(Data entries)
------------
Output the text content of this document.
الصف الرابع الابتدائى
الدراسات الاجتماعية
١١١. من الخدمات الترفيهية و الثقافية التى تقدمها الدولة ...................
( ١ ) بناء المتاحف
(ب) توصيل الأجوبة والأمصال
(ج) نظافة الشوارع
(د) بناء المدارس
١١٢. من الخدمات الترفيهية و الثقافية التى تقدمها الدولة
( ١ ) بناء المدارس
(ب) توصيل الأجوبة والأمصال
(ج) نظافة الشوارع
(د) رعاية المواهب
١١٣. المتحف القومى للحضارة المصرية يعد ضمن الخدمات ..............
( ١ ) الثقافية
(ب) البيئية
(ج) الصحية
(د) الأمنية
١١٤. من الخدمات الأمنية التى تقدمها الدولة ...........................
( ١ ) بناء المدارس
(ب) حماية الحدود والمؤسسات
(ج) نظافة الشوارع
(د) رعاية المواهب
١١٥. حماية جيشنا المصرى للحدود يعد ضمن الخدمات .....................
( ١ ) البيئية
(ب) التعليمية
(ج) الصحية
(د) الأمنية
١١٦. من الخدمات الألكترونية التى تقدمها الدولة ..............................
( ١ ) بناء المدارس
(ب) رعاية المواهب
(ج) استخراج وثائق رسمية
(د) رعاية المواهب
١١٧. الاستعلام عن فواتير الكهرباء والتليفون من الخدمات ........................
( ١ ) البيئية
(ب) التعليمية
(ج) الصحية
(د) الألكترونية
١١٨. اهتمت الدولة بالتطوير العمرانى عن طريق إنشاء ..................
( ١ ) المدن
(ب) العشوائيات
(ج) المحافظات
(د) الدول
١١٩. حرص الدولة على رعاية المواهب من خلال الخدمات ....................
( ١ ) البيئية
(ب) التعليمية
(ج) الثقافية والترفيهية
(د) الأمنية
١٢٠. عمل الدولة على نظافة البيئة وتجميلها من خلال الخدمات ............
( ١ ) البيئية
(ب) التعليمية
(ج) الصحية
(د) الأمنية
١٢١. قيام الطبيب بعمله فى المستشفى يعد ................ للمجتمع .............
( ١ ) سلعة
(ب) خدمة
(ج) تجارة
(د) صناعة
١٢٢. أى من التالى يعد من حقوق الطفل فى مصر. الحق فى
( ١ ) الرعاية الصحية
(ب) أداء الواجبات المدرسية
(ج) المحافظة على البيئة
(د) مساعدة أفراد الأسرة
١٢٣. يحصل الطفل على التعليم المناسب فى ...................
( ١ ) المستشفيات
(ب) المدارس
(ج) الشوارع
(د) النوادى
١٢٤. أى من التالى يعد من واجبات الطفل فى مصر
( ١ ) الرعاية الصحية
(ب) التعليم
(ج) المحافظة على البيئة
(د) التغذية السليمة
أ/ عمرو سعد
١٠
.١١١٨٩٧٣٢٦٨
------------
**SHORT TASK**
Each line that contains the word "الألكترونية" counts toward the total; give only that total.

**REPLY TO THE TASK**
2